What you will do
Read the records below. Copy each line where the string "Hydroxybutyric" occurs.

Data entries for graphics
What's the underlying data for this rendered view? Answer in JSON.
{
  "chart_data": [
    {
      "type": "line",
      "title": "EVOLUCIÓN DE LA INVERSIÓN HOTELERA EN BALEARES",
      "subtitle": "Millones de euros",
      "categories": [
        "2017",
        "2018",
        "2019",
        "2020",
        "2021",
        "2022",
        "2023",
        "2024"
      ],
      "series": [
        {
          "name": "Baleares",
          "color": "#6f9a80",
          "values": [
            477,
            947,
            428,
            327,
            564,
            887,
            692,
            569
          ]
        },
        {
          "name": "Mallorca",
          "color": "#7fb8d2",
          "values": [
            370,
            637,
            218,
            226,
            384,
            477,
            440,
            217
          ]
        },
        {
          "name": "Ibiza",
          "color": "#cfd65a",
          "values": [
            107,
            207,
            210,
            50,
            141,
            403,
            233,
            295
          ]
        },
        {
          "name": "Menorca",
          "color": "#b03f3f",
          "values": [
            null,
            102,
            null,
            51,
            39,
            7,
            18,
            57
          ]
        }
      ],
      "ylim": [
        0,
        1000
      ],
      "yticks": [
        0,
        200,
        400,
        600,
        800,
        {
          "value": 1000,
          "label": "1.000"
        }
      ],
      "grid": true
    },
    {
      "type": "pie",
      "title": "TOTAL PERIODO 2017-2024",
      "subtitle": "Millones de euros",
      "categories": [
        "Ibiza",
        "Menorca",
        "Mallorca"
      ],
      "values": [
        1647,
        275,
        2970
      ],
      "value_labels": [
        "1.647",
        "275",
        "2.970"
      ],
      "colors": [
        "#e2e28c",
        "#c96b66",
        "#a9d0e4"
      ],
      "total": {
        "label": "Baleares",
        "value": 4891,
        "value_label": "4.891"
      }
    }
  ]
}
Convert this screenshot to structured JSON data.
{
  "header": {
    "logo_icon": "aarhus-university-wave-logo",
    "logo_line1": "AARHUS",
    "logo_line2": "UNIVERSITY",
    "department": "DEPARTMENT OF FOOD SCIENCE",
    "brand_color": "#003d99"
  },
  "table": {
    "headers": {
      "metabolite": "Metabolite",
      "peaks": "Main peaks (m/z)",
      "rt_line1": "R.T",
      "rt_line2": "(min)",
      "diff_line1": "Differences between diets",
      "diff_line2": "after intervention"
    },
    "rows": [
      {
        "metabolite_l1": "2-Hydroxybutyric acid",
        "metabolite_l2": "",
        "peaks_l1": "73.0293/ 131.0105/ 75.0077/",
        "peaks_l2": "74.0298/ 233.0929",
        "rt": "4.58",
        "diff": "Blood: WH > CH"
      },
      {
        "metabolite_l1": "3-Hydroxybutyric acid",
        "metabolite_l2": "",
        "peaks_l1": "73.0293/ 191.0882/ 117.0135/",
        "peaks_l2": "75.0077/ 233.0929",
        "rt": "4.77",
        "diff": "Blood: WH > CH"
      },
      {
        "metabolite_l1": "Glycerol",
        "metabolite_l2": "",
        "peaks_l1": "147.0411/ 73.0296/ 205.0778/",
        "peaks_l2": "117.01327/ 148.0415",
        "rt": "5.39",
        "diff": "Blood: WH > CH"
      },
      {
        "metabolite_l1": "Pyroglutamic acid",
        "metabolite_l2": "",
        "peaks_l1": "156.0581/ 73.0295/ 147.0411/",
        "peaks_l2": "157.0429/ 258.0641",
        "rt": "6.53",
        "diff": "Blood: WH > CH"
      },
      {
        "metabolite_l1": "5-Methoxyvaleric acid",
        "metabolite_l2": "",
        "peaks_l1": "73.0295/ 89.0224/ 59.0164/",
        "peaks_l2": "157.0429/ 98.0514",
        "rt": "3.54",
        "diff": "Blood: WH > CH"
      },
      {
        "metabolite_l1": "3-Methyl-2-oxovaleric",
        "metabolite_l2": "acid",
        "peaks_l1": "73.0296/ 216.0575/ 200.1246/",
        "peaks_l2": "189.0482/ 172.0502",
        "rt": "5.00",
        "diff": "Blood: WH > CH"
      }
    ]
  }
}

Reply to the exercise
        "metabolite_l1": "2-Hydroxybutyric acid",
        "metabolite_l1": "3-Hydroxybutyric acid",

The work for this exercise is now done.